**Attività da svolgere**
A: Traduci in inglese, per favore, questa frase del brano su Squid Game: "Nonostante stia riverberando a livello globale, quella raccontata da Hwang è una storia che si inserisce alla perfezione in un filone di opere – da Parasite a Burning – che traggono tutta la propria forza dalla descrizione impietosa di una sfumatura di capitalismo specificatamente sudcoreana."
B: Secondo il brano su Squid Game, quale problema molto specifico viene sviscerato nella serie?

**Brano fornito**
Nonostante stia riverberando a livello globale, quella raccontata da Hwang è una storia che si inserisce alla perfezione in un filone di opere – da Parasite a Burning – che traggono tutta la propria forza dalla descrizione impietosa di una sfumatura di capitalismo specificatamente sudcoreana. Se in Parasite, allora, tutta l’attenzione era sullo scontro violento tra una famiglia ricca totalmente scollegata dalla realtà del Paese in cui vive e un’altra costretta a fare qualsiasi cosa per sopravvivere, in Squid Game ad essere sviscerato è un problema molto specifico: l’estremo indebitamento in cui finiscono sempre più sudcoreani.

**Dati da esaminare**

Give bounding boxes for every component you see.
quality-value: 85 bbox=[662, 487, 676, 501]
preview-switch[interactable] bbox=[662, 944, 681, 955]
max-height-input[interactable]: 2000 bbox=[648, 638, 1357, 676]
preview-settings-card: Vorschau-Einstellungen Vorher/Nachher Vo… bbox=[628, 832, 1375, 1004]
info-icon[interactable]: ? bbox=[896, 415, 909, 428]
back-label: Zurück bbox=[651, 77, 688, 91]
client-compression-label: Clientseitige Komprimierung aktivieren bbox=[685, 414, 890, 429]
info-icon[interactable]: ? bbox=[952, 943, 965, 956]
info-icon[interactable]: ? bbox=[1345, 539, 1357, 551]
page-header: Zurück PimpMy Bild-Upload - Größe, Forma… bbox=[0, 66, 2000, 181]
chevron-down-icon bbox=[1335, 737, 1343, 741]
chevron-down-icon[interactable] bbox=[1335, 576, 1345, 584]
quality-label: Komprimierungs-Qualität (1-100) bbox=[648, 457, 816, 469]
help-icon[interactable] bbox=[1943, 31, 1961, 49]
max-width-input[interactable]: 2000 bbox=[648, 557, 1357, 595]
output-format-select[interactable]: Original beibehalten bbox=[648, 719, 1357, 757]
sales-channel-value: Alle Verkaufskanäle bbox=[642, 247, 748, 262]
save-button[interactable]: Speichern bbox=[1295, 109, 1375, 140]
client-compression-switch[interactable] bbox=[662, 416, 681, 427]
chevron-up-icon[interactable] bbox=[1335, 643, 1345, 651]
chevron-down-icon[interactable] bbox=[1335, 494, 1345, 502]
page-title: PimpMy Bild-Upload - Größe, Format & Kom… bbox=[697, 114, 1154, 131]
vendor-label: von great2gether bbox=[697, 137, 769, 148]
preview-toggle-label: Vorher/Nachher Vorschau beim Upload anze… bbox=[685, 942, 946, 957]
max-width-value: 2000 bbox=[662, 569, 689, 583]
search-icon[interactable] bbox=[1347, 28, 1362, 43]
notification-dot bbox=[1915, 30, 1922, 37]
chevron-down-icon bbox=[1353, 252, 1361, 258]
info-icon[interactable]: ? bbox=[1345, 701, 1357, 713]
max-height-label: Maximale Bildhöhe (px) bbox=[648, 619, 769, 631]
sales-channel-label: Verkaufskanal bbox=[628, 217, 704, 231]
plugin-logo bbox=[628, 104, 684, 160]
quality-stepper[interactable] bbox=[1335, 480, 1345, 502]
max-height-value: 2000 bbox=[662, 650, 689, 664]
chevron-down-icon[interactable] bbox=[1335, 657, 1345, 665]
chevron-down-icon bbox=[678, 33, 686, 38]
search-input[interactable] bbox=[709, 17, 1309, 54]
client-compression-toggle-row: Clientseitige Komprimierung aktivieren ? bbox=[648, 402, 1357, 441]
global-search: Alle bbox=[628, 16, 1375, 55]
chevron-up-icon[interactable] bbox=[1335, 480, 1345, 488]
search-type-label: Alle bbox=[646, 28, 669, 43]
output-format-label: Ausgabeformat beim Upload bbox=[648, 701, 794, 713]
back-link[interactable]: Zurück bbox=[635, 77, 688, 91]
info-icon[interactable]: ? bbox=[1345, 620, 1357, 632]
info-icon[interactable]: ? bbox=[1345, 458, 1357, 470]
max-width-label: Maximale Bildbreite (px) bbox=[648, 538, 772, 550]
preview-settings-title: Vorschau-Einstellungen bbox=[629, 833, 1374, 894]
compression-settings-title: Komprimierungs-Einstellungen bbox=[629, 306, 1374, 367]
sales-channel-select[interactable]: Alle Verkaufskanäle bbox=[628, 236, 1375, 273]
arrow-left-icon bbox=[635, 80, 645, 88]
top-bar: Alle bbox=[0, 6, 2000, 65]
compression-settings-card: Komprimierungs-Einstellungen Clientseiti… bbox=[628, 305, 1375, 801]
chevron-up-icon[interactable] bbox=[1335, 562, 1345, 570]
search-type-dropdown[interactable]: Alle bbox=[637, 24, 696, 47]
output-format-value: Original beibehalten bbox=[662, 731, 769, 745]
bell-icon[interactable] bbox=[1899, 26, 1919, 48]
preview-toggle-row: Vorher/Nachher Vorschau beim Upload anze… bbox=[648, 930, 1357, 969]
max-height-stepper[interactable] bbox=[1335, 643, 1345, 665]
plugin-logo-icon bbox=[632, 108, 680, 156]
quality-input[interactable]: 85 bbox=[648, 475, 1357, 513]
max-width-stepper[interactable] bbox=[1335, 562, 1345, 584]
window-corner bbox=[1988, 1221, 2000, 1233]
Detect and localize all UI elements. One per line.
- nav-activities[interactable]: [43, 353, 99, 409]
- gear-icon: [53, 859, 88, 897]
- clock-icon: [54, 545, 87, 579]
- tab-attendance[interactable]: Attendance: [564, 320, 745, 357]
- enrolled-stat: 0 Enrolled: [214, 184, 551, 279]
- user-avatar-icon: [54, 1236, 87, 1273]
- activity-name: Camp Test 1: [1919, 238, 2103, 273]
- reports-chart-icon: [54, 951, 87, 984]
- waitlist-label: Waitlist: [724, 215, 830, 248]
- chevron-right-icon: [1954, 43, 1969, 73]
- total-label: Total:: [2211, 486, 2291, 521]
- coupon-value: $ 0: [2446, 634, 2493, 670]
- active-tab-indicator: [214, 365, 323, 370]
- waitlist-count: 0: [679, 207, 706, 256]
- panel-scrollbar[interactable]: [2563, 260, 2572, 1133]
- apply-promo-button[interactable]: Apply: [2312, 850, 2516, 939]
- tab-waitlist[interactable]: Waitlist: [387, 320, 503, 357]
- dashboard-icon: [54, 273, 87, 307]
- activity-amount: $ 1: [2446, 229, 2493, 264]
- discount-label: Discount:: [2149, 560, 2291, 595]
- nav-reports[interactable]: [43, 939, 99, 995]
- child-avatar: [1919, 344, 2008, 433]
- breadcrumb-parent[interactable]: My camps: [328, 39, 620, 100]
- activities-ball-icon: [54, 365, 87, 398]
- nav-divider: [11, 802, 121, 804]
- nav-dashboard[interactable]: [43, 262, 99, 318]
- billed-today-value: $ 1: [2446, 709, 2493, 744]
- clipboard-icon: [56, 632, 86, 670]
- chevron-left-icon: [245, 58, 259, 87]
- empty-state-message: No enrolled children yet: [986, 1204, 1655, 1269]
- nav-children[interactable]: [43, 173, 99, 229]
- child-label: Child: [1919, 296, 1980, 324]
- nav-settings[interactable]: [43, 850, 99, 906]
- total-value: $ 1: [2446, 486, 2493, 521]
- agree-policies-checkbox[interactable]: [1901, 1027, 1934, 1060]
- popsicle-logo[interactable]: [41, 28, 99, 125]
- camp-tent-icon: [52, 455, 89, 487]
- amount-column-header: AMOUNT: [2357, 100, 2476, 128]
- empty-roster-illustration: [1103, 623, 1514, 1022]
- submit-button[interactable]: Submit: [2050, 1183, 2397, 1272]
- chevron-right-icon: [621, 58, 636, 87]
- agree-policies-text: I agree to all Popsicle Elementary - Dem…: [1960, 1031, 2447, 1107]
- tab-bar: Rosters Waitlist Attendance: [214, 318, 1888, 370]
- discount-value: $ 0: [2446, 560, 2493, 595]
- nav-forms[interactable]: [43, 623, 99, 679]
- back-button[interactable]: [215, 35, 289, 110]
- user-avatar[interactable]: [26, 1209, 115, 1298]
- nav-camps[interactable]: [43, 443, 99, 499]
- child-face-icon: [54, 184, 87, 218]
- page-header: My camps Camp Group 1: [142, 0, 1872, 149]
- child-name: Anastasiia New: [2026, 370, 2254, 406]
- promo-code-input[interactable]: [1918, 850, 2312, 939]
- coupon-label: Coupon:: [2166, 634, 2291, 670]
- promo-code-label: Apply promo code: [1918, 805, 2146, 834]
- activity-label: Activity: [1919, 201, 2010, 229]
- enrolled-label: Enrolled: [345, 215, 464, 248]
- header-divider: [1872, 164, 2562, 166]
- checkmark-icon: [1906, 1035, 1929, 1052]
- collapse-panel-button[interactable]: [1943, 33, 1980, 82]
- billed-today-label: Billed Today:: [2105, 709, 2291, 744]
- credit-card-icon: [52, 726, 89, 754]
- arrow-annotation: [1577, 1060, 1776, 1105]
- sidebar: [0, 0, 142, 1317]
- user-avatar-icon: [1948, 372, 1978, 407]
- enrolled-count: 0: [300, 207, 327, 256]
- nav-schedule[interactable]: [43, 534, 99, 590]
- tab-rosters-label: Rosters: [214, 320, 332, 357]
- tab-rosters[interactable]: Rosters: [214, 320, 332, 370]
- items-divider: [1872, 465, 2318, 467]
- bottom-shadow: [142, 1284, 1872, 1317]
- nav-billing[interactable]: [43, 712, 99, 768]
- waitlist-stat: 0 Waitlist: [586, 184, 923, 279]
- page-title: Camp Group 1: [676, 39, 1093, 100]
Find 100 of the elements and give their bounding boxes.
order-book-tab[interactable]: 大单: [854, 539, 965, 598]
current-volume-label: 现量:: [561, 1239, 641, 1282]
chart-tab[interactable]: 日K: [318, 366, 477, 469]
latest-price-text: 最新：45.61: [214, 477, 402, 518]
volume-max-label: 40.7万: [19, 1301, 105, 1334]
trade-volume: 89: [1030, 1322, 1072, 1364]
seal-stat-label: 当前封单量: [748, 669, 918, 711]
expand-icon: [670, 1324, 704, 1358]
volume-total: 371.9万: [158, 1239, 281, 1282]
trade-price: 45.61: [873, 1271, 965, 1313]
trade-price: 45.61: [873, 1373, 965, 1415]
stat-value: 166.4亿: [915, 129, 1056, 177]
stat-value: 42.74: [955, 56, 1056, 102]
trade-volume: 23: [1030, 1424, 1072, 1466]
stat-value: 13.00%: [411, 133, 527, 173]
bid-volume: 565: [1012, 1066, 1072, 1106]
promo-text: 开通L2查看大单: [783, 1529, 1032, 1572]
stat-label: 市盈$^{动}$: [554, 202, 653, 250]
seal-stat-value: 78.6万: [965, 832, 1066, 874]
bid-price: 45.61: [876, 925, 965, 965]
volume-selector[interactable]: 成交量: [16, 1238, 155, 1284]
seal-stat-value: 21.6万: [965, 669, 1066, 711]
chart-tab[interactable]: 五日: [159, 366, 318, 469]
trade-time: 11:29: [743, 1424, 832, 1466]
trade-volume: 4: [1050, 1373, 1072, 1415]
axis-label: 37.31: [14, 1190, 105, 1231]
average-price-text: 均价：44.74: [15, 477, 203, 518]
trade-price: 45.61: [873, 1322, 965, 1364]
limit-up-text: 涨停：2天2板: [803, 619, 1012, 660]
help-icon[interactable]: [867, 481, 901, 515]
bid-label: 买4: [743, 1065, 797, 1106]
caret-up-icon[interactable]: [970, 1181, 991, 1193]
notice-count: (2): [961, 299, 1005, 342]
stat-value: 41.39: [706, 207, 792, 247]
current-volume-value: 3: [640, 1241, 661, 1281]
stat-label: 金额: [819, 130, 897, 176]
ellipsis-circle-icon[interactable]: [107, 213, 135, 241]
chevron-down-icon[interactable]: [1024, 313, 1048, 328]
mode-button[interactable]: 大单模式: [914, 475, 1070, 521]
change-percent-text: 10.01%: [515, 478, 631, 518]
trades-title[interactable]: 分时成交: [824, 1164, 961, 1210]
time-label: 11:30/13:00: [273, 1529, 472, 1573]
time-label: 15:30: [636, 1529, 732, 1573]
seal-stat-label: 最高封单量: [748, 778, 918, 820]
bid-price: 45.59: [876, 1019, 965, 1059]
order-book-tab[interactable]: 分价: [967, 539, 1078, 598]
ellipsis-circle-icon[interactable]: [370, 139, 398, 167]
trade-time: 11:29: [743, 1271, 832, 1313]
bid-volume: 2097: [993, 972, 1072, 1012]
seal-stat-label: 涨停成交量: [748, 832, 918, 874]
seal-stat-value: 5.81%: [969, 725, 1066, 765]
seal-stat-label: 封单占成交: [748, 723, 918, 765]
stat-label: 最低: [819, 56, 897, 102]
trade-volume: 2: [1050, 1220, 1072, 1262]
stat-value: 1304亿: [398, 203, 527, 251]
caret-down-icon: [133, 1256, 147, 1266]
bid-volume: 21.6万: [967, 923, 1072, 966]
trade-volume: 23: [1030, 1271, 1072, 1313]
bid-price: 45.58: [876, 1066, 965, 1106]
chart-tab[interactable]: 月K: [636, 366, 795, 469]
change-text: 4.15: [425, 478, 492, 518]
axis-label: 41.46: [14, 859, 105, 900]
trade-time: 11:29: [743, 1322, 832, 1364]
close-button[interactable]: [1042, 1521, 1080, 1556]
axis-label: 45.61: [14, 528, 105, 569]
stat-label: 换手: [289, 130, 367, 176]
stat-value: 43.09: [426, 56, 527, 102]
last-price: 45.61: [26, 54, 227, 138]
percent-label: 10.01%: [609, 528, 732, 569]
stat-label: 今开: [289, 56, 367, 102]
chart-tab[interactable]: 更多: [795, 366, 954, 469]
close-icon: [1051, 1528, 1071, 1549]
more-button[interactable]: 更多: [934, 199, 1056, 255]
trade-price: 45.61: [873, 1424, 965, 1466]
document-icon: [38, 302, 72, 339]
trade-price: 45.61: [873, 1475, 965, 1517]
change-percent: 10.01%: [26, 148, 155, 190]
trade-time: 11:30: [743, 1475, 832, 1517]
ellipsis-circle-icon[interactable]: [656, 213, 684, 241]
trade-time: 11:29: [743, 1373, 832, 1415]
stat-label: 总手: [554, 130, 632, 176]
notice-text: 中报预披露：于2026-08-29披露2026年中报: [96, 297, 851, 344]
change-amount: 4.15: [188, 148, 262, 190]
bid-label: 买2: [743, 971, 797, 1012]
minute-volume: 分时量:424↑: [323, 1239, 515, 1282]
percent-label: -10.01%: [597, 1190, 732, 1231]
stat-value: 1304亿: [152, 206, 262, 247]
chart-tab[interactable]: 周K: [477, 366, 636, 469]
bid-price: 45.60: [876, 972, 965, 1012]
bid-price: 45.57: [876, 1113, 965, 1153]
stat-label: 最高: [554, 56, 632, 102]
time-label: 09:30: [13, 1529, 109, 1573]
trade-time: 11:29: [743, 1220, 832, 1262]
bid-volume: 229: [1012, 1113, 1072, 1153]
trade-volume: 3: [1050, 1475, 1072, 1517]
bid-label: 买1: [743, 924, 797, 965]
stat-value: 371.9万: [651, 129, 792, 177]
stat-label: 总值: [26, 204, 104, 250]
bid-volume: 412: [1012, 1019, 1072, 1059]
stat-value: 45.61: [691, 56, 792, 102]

**Soluzioni degli esercizi**
A: Although it is reverberating globally, the story told by Hwang fits perfectly into a strand of works – from Parasite to Burning – that draw all their strength from the merciless depiction of a specifically South Korean shade of capitalism.

B: L'estremo indebitamento in cui finiscono sempre più sudcoreani.